:: INPUT ROWS ::
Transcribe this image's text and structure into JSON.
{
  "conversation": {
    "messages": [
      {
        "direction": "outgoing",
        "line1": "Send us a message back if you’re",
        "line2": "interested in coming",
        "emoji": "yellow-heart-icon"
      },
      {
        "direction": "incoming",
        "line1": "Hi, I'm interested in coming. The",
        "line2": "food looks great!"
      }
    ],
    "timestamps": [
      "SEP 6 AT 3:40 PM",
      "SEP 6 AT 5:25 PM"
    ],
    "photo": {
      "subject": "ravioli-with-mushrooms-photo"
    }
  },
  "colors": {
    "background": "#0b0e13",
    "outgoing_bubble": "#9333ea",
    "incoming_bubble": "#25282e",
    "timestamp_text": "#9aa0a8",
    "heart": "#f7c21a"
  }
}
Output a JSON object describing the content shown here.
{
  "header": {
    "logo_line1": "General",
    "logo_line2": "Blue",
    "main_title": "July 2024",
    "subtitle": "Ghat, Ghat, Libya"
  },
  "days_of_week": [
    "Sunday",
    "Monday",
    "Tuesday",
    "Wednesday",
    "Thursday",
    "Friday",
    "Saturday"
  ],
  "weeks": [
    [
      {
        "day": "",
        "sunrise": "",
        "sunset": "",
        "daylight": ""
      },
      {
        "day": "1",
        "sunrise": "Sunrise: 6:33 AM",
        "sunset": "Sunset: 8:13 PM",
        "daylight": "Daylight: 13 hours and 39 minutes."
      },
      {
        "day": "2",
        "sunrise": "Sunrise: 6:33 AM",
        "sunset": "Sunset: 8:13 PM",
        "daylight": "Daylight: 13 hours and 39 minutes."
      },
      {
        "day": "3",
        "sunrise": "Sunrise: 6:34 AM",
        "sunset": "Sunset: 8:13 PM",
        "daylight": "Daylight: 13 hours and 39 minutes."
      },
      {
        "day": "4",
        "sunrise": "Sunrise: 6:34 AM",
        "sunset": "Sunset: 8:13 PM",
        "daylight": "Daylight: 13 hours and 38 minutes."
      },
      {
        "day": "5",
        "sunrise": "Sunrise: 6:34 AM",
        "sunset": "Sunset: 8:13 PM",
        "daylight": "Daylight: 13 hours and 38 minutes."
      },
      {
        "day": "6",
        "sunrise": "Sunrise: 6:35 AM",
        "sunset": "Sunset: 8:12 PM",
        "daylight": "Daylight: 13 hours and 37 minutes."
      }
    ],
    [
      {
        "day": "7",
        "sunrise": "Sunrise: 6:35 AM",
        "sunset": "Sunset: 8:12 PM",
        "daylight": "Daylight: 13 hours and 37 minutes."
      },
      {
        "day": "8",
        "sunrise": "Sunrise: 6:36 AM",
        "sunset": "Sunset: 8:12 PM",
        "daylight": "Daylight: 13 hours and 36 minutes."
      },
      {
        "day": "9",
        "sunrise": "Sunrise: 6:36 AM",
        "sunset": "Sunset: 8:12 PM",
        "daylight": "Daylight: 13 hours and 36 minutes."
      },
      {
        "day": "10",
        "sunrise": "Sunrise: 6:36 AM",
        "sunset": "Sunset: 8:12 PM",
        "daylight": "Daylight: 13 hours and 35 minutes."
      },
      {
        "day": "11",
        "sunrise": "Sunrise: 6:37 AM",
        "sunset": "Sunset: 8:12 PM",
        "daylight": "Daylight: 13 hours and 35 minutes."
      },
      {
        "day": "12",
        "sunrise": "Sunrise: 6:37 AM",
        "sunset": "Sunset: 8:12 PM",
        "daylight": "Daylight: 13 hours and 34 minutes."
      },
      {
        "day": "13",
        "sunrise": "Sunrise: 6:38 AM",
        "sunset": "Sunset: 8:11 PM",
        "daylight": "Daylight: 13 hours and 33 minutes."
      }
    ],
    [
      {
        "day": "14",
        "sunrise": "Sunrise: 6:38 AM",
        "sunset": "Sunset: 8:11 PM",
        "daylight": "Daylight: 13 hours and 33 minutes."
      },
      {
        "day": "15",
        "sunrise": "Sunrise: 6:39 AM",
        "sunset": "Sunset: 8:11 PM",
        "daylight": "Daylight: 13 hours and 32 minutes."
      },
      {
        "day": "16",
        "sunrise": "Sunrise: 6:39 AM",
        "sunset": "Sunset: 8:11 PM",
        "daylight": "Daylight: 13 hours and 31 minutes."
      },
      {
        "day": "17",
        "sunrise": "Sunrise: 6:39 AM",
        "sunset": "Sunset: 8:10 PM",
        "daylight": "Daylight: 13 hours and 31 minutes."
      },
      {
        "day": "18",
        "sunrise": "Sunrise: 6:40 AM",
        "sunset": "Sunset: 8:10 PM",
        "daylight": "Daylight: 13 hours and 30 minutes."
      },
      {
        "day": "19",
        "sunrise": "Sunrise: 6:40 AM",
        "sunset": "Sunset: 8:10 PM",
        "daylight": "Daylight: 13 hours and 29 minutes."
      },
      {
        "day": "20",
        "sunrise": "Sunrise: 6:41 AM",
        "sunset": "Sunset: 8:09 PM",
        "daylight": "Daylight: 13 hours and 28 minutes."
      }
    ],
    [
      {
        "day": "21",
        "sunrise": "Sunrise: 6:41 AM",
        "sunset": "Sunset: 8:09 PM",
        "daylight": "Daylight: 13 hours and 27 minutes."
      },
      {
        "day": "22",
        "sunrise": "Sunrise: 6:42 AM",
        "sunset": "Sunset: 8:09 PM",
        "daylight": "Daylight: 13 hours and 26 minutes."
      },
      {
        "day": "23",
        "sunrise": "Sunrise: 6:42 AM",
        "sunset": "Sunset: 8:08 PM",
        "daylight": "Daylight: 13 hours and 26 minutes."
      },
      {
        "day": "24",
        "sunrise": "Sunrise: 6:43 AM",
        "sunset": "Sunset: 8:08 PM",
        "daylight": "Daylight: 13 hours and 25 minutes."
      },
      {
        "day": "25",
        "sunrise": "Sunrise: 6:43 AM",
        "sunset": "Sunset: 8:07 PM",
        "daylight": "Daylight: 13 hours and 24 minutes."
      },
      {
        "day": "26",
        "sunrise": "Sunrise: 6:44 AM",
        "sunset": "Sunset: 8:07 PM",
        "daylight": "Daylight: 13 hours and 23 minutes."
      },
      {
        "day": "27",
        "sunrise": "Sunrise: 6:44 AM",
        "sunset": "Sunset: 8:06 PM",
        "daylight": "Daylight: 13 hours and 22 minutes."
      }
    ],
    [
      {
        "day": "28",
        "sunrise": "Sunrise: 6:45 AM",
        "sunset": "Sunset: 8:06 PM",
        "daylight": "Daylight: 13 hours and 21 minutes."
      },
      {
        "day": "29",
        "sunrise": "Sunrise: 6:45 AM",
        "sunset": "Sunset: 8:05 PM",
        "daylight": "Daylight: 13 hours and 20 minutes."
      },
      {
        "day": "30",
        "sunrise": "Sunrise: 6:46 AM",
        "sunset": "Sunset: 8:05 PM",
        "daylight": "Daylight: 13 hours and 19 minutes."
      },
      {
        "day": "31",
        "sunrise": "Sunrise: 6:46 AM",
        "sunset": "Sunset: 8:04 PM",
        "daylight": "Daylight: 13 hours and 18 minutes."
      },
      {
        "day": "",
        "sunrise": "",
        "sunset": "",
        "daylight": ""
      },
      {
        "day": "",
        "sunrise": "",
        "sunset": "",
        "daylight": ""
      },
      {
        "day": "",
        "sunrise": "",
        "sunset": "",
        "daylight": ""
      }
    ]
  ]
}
:::
## EXERCISE
Give back each line above precisely as it stands.

## FINAL ANSWER
Transcribe this image's text and structure into JSON.
{
  "conversation": {
    "messages": [
      {
        "direction": "outgoing",
        "line1": "Send us a message back if you’re",
        "line2": "interested in coming",
        "emoji": "yellow-heart-icon"
      },
      {
        "direction": "incoming",
        "line1": "Hi, I'm interested in coming. The",
        "line2": "food looks great!"
      }
    ],
    "timestamps": [
      "SEP 6 AT 3:40 PM",
      "SEP 6 AT 5:25 PM"
    ],
    "photo": {
      "subject": "ravioli-with-mushrooms-photo"
    }
  },
  "colors": {
    "background": "#0b0e13",
    "outgoing_bubble": "#9333ea",
    "incoming_bubble": "#25282e",
    "timestamp_text": "#9aa0a8",
    "heart": "#f7c21a"
  }
}
Output a JSON object describing the content shown here.
{
  "header": {
    "logo_line1": "General",
    "logo_line2": "Blue",
    "main_title": "July 2024",
    "subtitle": "Ghat, Ghat, Libya"
  },
  "days_of_week": [
    "Sunday",
    "Monday",
    "Tuesday",
    "Wednesday",
    "Thursday",
    "Friday",
    "Saturday"
  ],
  "weeks": [
    [
      {
        "day": "",
        "sunrise": "",
        "sunset": "",
        "daylight": ""
      },
      {
        "day": "1",
        "sunrise": "Sunrise: 6:33 AM",
        "sunset": "Sunset: 8:13 PM",
        "daylight": "Daylight: 13 hours and 39 minutes."
      },
      {
        "day": "2",
        "sunrise": "Sunrise: 6:33 AM",
        "sunset": "Sunset: 8:13 PM",
        "daylight": "Daylight: 13 hours and 39 minutes."
      },
      {
        "day": "3",
        "sunrise": "Sunrise: 6:34 AM",
        "sunset": "Sunset: 8:13 PM",
        "daylight": "Daylight: 13 hours and 39 minutes."
      },
      {
        "day": "4",
        "sunrise": "Sunrise: 6:34 AM",
        "sunset": "Sunset: 8:13 PM",
        "daylight": "Daylight: 13 hours and 38 minutes."
      },
      {
        "day": "5",
        "sunrise": "Sunrise: 6:34 AM",
        "sunset": "Sunset: 8:13 PM",
        "daylight": "Daylight: 13 hours and 38 minutes."
      },
      {
        "day": "6",
        "sunrise": "Sunrise: 6:35 AM",
        "sunset": "Sunset: 8:12 PM",
        "daylight": "Daylight: 13 hours and 37 minutes."
      }
    ],
    [
      {
        "day": "7",
        "sunrise": "Sunrise: 6:35 AM",
        "sunset": "Sunset: 8:12 PM",
        "daylight": "Daylight: 13 hours and 37 minutes."
      },
      {
        "day": "8",
        "sunrise": "Sunrise: 6:36 AM",
        "sunset": "Sunset: 8:12 PM",
        "daylight": "Daylight: 13 hours and 36 minutes."
      },
      {
        "day": "9",
        "sunrise": "Sunrise: 6:36 AM",
        "sunset": "Sunset: 8:12 PM",
        "daylight": "Daylight: 13 hours and 36 minutes."
      },
      {
        "day": "10",
        "sunrise": "Sunrise: 6:36 AM",
        "sunset": "Sunset: 8:12 PM",
        "daylight": "Daylight: 13 hours and 35 minutes."
      },
      {
        "day": "11",
        "sunrise": "Sunrise: 6:37 AM",
        "sunset": "Sunset: 8:12 PM",
        "daylight": "Daylight: 13 hours and 35 minutes."
      },
      {
        "day": "12",
        "sunrise": "Sunrise: 6:37 AM",
        "sunset": "Sunset: 8:12 PM",
        "daylight": "Daylight: 13 hours and 34 minutes."
      },
      {
        "day": "13",
        "sunrise": "Sunrise: 6:38 AM",
        "sunset": "Sunset: 8:11 PM",
        "daylight": "Daylight: 13 hours and 33 minutes."
      }
    ],
    [
      {
        "day": "14",
        "sunrise": "Sunrise: 6:38 AM",
        "sunset": "Sunset: 8:11 PM",
        "daylight": "Daylight: 13 hours and 33 minutes."
      },
      {
        "day": "15",
        "sunrise": "Sunrise: 6:39 AM",
        "sunset": "Sunset: 8:11 PM",
        "daylight": "Daylight: 13 hours and 32 minutes."
      },
      {
        "day": "16",
        "sunrise": "Sunrise: 6:39 AM",
        "sunset": "Sunset: 8:11 PM",
        "daylight": "Daylight: 13 hours and 31 minutes."
      },
      {
        "day": "17",
        "sunrise": "Sunrise: 6:39 AM",
        "sunset": "Sunset: 8:10 PM",
        "daylight": "Daylight: 13 hours and 31 minutes."
      },
      {
        "day": "18",
        "sunrise": "Sunrise: 6:40 AM",
        "sunset": "Sunset: 8:10 PM",
        "daylight": "Daylight: 13 hours and 30 minutes."
      },
      {
        "day": "19",
        "sunrise": "Sunrise: 6:40 AM",
        "sunset": "Sunset: 8:10 PM",
        "daylight": "Daylight: 13 hours and 29 minutes."
      },
      {
        "day": "20",
        "sunrise": "Sunrise: 6:41 AM",
        "sunset": "Sunset: 8:09 PM",
        "daylight": "Daylight: 13 hours and 28 minutes."
      }
    ],
    [
      {
        "day": "21",
        "sunrise": "Sunrise: 6:41 AM",
        "sunset": "Sunset: 8:09 PM",
        "daylight": "Daylight: 13 hours and 27 minutes."
      },
      {
        "day": "22",
        "sunrise": "Sunrise: 6:42 AM",
        "sunset": "Sunset: 8:09 PM",
        "daylight": "Daylight: 13 hours and 26 minutes."
      },
      {
        "day": "23",
        "sunrise": "Sunrise: 6:42 AM",
        "sunset": "Sunset: 8:08 PM",
        "daylight": "Daylight: 13 hours and 26 minutes."
      },
      {
        "day": "24",
        "sunrise": "Sunrise: 6:43 AM",
        "sunset": "Sunset: 8:08 PM",
        "daylight": "Daylight: 13 hours and 25 minutes."
      },
      {
        "day": "25",
        "sunrise": "Sunrise: 6:43 AM",
        "sunset": "Sunset: 8:07 PM",
        "daylight": "Daylight: 13 hours and 24 minutes."
      },
      {
        "day": "26",
        "sunrise": "Sunrise: 6:44 AM",
        "sunset": "Sunset: 8:07 PM",
        "daylight": "Daylight: 13 hours and 23 minutes."
      },
      {
        "day": "27",
        "sunrise": "Sunrise: 6:44 AM",
        "sunset": "Sunset: 8:06 PM",
        "daylight": "Daylight: 13 hours and 22 minutes."
      }
    ],
    [
      {
        "day": "28",
        "sunrise": "Sunrise: 6:45 AM",
        "sunset": "Sunset: 8:06 PM",
        "daylight": "Daylight: 13 hours and 21 minutes."
      },
      {
        "day": "29",
        "sunrise": "Sunrise: 6:45 AM",
        "sunset": "Sunset: 8:05 PM",
        "daylight": "Daylight: 13 hours and 20 minutes."
      },
      {
        "day": "30",
        "sunrise": "Sunrise: 6:46 AM",
        "sunset": "Sunset: 8:05 PM",
        "daylight": "Daylight: 13 hours and 19 minutes."
      },
      {
        "day": "31",
        "sunrise": "Sunrise: 6:46 AM",
        "sunset": "Sunset: 8:04 PM",
        "daylight": "Daylight: 13 hours and 18 minutes."
      },
      {
        "day": "",
        "sunrise": "",
        "sunset": "",
        "daylight": ""
      },
      {
        "day": "",
        "sunrise": "",
        "sunset": "",
        "daylight": ""
      },
      {
        "day": "",
        "sunrise": "",
        "sunset": "",
        "daylight": ""
      }
    ]
  ]
}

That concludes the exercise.